§ TEXT EXCERPT
* * * *
---
title: Shipping Rails logs with Kamal and Vector
published: "2024-04-23"
publisher: Honeybadger
author: Roel Bondoc
category: Ruby articles
tags:
  - Ruby
  - Rails
  - Kamal
  - Vector
  - Honeybadger
  - DevOps
  - Logging
  - Observability
description: "You've deployed your Rails app with Kamal, but now what? How do you know what's happening under the hood? You can tail your logs on the server (otherwise known as hard mode), but there's a better way: ship them off-site with Vector!"
url: "https://www.honeybadger.io/blog/kamal-vector-logs/"
---

The ability to record and see everything happening across your web applications is essential when building resilient and highly available systems. All of your events—from [application performance metrics](https://www.honeybadger.io/blog/curated-dashboards/) to errors to [user analytics](https://www.honeybadger.io/blog/ahoy-rails-analytics/)—contain data that could be useful to you and your team. When you have a central place to access all this information, finding issues and their root causes becomes easier because you have the data at your fingertips.

At Honeybadger, we're making that easier for everyone with our new observability platform, [Honeybadger Insights](https://www.honeybadger.io/tour/logging-observability/). While you can send many things to Insights, logging is one of the quickest wins with the most gain.

In this tutorial, we'll deploy a Rails application to production with Kamal, with structured application logs sent to Honeybadger Insights. If you want to skip ahead and see the final result, I've posted the source code I used to create this tutorial here: [github.com/roelbondoc/rails-kamal-vector](https://github.com/roelbondoc/rails-kamal-vector).
* * * *
§ GIVEN RECORDS

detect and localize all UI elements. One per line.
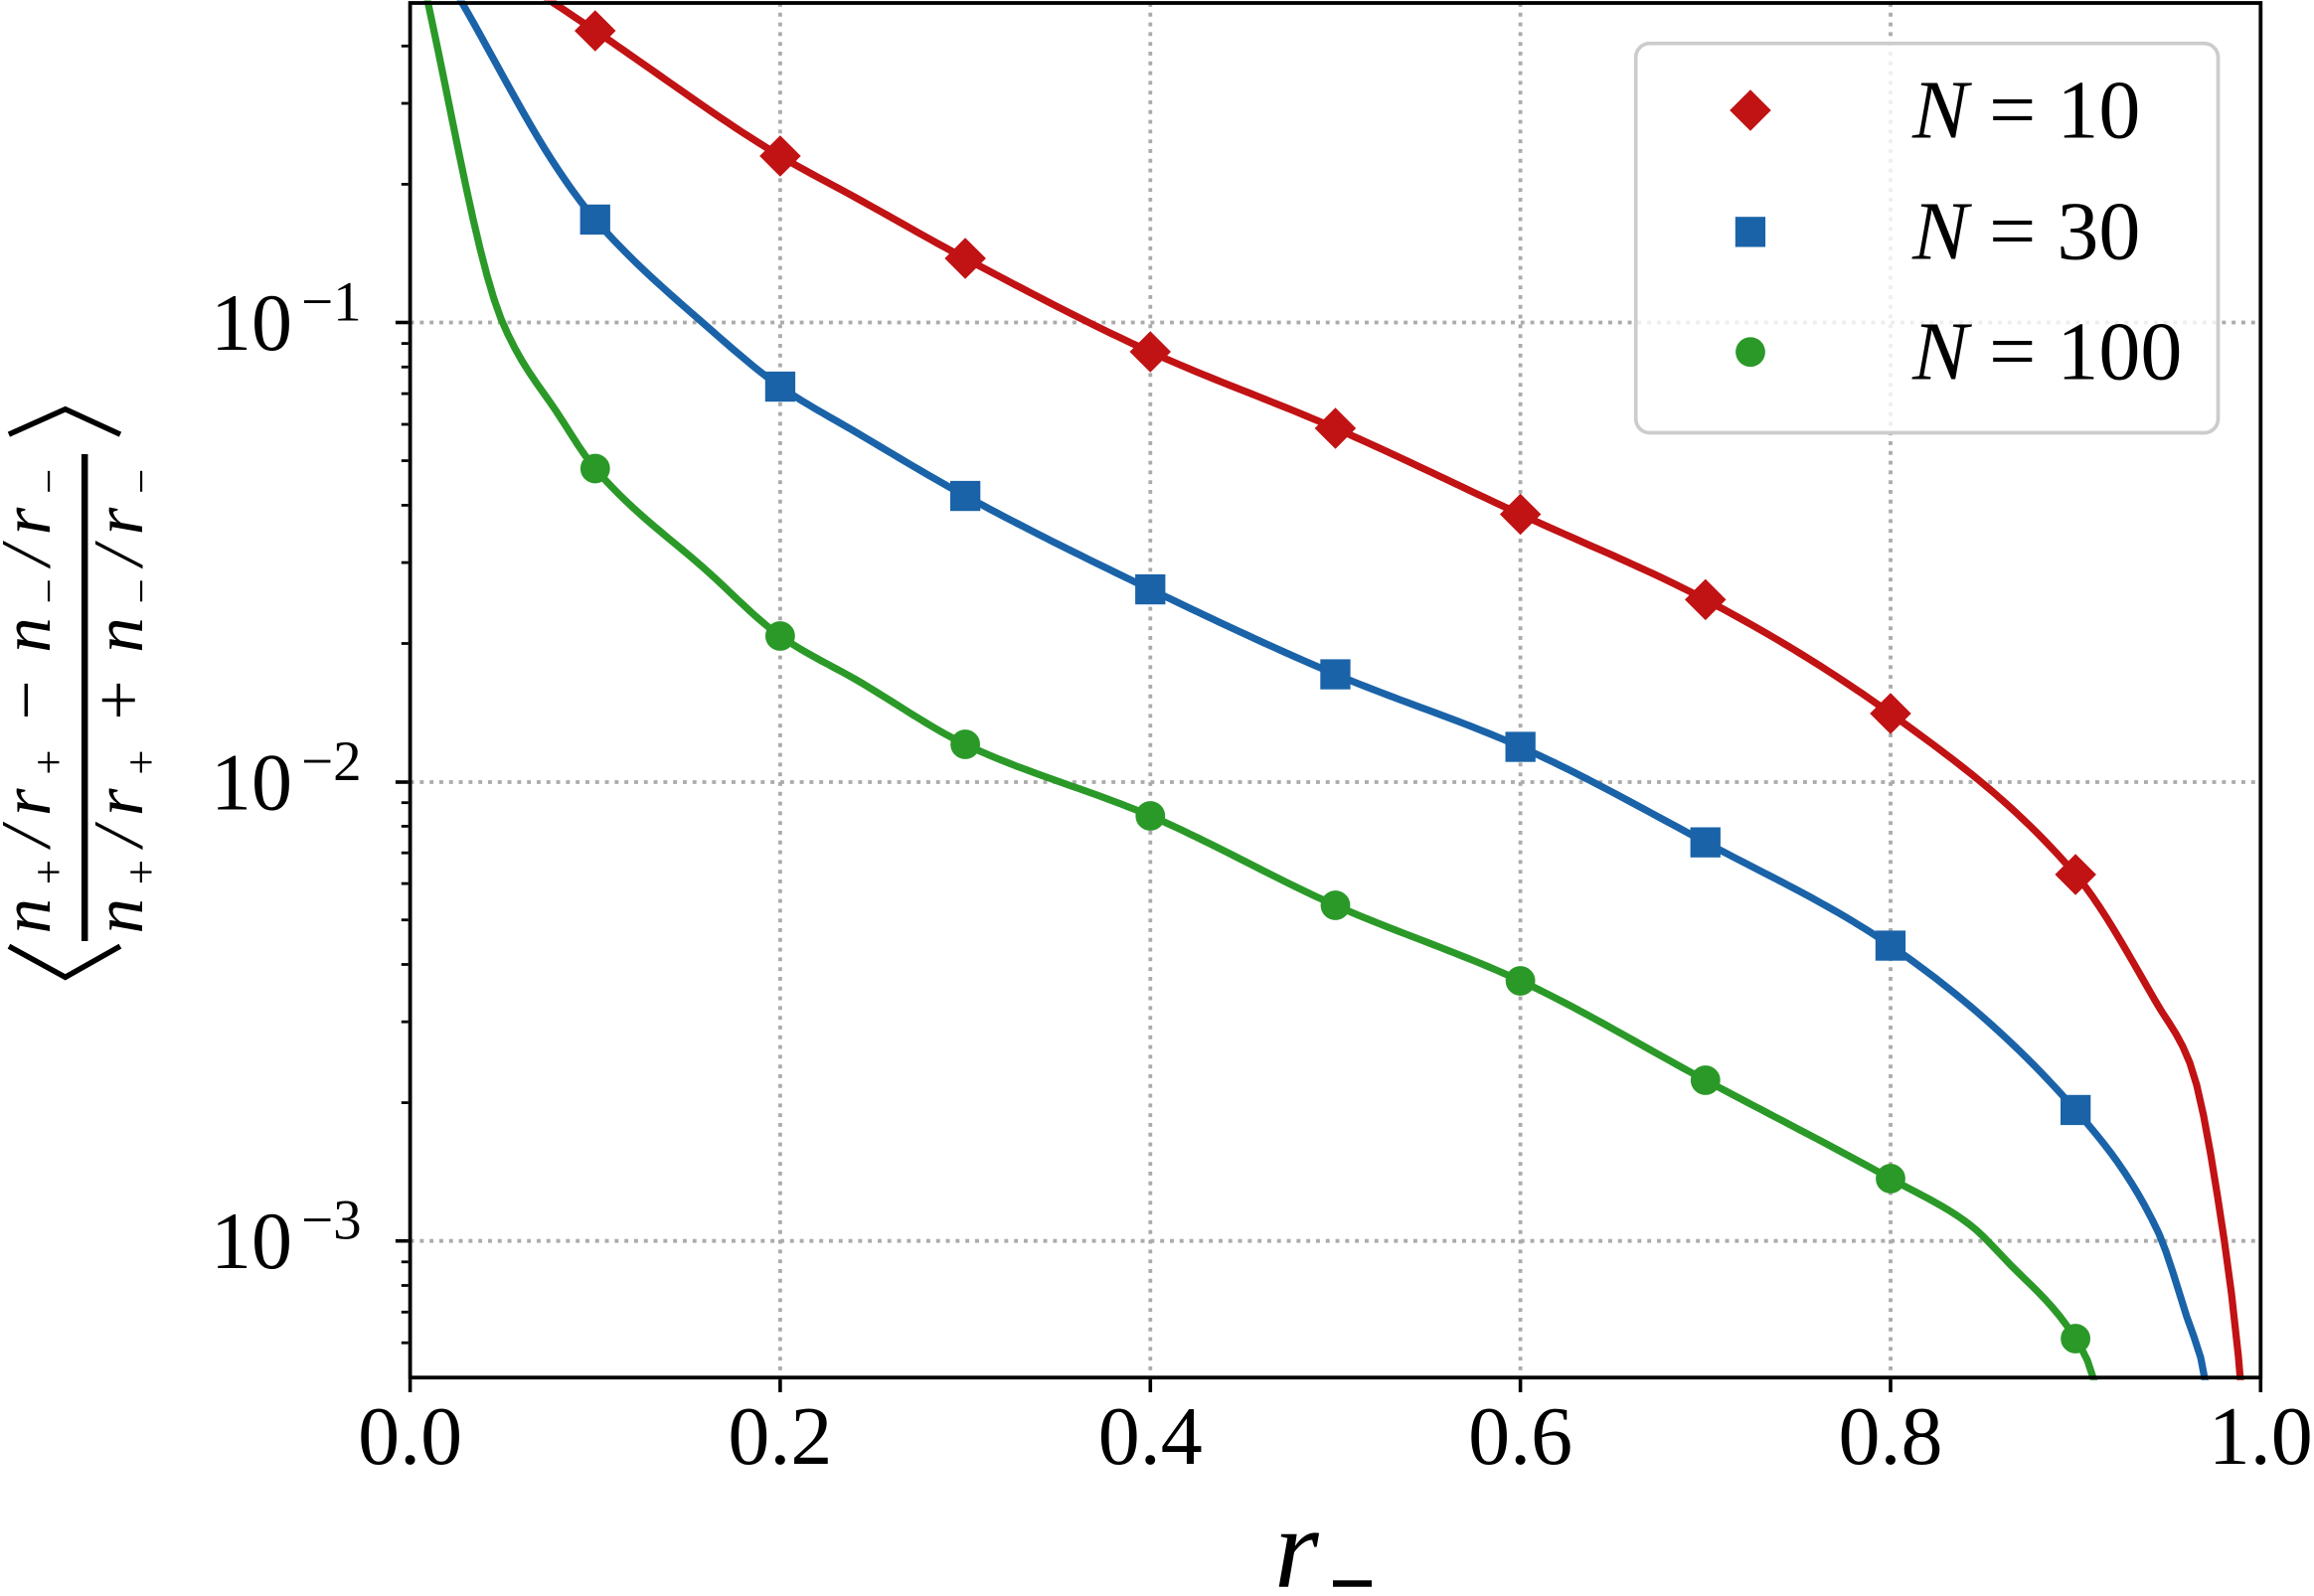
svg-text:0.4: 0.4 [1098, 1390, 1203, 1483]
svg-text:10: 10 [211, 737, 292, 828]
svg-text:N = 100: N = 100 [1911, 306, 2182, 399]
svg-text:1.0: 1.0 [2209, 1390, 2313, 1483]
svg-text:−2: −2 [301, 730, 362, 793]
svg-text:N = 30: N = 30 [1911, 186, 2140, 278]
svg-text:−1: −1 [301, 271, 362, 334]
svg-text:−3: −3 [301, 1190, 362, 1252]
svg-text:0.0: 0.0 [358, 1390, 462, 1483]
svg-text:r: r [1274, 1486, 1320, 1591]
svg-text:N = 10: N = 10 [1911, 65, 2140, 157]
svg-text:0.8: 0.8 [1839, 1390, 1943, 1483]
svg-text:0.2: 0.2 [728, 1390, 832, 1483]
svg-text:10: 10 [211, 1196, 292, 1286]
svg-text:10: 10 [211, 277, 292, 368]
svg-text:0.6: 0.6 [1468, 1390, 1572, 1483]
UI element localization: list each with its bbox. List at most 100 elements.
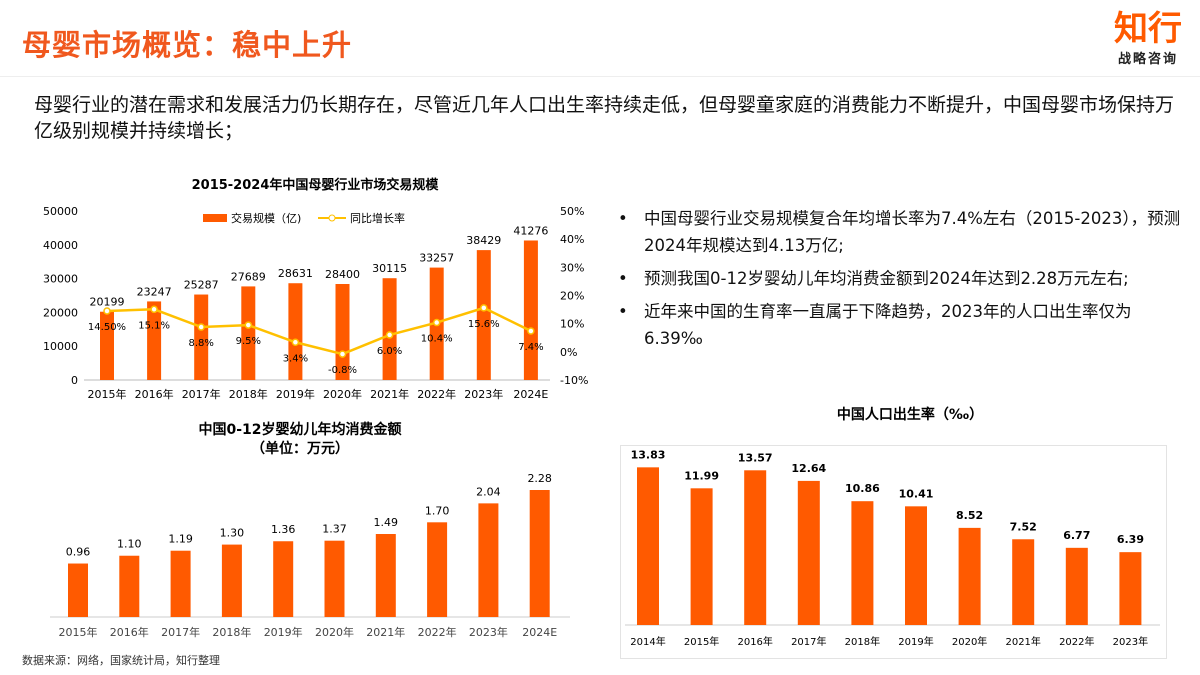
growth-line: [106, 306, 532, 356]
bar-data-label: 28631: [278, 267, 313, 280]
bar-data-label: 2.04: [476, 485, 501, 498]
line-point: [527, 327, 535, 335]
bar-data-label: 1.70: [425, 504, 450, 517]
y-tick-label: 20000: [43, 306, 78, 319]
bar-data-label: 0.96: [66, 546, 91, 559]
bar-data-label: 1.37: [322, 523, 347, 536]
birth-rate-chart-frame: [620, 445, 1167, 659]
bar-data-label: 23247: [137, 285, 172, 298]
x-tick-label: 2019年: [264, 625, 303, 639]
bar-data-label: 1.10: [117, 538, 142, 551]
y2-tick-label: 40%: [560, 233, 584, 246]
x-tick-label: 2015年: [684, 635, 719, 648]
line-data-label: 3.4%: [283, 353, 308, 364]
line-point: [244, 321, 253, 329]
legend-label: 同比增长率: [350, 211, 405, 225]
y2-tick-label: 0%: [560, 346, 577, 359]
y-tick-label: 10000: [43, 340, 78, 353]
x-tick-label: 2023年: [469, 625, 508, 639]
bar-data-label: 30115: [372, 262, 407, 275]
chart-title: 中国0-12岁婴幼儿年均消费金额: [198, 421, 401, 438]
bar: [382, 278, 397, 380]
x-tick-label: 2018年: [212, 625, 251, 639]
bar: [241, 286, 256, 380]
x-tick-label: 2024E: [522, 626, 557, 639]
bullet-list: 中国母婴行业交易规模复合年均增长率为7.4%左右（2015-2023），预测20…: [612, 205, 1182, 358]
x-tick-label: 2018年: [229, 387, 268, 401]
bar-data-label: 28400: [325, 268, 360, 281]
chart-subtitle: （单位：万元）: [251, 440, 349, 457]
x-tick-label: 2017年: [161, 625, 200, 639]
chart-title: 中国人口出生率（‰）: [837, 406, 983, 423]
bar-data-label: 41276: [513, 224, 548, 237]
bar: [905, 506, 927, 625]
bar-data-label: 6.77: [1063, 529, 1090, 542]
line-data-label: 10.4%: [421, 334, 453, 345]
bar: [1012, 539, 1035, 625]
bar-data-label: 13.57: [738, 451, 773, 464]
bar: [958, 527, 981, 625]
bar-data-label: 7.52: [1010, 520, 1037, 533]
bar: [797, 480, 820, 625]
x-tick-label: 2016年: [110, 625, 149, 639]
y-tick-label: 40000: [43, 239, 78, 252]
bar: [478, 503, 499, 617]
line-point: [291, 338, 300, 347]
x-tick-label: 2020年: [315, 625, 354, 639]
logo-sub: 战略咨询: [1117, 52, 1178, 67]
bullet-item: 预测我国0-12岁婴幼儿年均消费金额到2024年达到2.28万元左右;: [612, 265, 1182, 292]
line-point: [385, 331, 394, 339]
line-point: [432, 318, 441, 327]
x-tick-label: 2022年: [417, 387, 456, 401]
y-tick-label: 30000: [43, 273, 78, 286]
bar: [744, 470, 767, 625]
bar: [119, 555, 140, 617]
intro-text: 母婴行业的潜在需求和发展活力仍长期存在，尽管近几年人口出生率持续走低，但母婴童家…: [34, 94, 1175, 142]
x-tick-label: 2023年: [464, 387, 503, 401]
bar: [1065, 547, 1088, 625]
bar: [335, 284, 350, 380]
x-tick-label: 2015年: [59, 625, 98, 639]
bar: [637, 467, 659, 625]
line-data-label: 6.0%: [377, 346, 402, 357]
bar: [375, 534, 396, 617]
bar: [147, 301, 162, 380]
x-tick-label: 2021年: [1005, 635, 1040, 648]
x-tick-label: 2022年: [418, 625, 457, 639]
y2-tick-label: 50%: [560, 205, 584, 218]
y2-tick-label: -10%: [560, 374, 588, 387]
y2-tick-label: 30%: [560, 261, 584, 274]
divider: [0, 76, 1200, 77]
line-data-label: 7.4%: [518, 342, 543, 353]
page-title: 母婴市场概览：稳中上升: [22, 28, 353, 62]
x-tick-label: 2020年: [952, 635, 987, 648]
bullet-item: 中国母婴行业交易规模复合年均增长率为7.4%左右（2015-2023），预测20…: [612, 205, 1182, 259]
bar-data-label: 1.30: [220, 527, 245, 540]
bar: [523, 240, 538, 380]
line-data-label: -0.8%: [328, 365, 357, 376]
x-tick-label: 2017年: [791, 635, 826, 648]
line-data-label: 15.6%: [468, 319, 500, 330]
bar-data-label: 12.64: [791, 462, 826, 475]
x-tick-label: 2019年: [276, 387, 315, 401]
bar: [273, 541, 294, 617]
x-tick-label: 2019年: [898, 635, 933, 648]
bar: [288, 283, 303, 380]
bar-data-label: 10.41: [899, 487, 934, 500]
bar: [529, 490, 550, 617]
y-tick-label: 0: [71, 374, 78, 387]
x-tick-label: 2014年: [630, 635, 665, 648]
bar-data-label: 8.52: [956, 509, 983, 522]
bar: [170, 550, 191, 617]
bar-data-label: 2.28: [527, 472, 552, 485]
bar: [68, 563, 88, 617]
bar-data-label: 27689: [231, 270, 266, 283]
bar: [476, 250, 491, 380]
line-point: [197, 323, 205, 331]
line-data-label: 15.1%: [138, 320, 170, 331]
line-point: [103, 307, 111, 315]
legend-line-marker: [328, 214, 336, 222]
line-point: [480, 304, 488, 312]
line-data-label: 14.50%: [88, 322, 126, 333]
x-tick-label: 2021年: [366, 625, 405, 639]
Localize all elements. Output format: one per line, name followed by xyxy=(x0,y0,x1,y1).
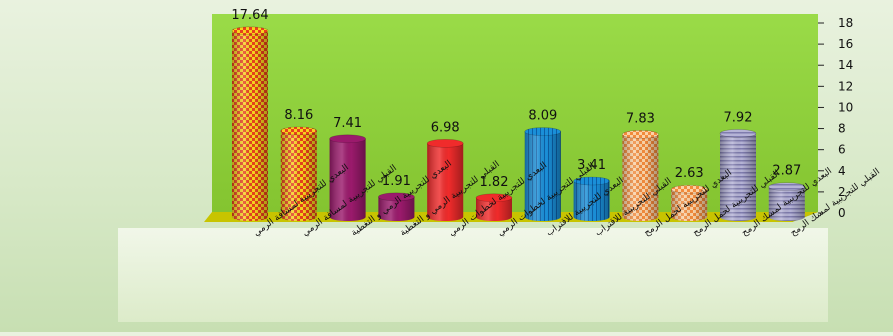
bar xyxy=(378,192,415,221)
* * * *
§ PROBLEMS TO SOLVE
A. Answer these questions using the article on shipping Rails logs with Kamal and Vector:
(i) Who is listed as the author?
(ii) What is the name of Honeybadger's new observability platform?
(iii) At what address is the tutorial's source code posted?
B. In the entries, copy verbatim the lines between the line holding "growth-line: [106, 306, 532, 356]" and the line holding "line-data-label: 10.4%: [421, 334, 453, 345]", inclusive.

§ THE ANSWERS
A.
(i) Roel Bondoc
(ii) Honeybadger Insights
(iii) github.com/roelbondoc/rails-kamal-vector

B.
growth-line: [106, 306, 532, 356]
bar-data-label: 28631: [278, 267, 313, 280]
bar-data-label: 2.04: [476, 485, 501, 498]
line-point: [527, 327, 535, 335]
bar-data-label: 1.70: [425, 504, 450, 517]
y-tick-label: 20000: [43, 306, 78, 319]
bar-data-label: 0.96: [66, 546, 91, 559]
bar-data-label: 1.37: [322, 523, 347, 536]
birth-rate-chart-frame: [620, 445, 1167, 659]
bar-data-label: 23247: [137, 285, 172, 298]
x-tick-label: 2019年: [264, 625, 303, 639]
bar-data-label: 1.10: [117, 538, 142, 551]
y2-tick-label: 40%: [560, 233, 584, 246]
x-tick-label: 2015年: [684, 635, 719, 648]
line-data-label: 3.4%: [283, 353, 308, 364]
line-point: [244, 321, 253, 329]
legend-label: 同比增长率: [350, 211, 405, 225]
y2-tick-label: 0%: [560, 346, 577, 359]
y-tick-label: 10000: [43, 340, 78, 353]
x-tick-label: 2023年: [469, 625, 508, 639]
bar-data-label: 30115: [372, 262, 407, 275]
chart-title: 中国0-12岁婴幼儿年均消费金额: [198, 421, 401, 438]
bar: [382, 278, 397, 380]
x-tick-label: 2018年: [212, 625, 251, 639]
bar: [241, 286, 256, 380]
x-tick-label: 2024E: [522, 626, 557, 639]
bullet-list: 中国母婴行业交易规模复合年均增长率为7.4%左右（2015-2023），预测20…: [612, 205, 1182, 358]
x-tick-label: 2018年: [229, 387, 268, 401]
bar-data-label: 28400: [325, 268, 360, 281]
chart-subtitle: （单位：万元）: [251, 440, 349, 457]
x-tick-label: 2017年: [161, 625, 200, 639]
chart-title: 中国人口出生率（‰）: [837, 406, 983, 423]
bar-data-label: 41276: [513, 224, 548, 237]
bar: [905, 506, 927, 625]
bar-data-label: 6.77: [1063, 529, 1090, 542]
line-data-label: 10.4%: [421, 334, 453, 345]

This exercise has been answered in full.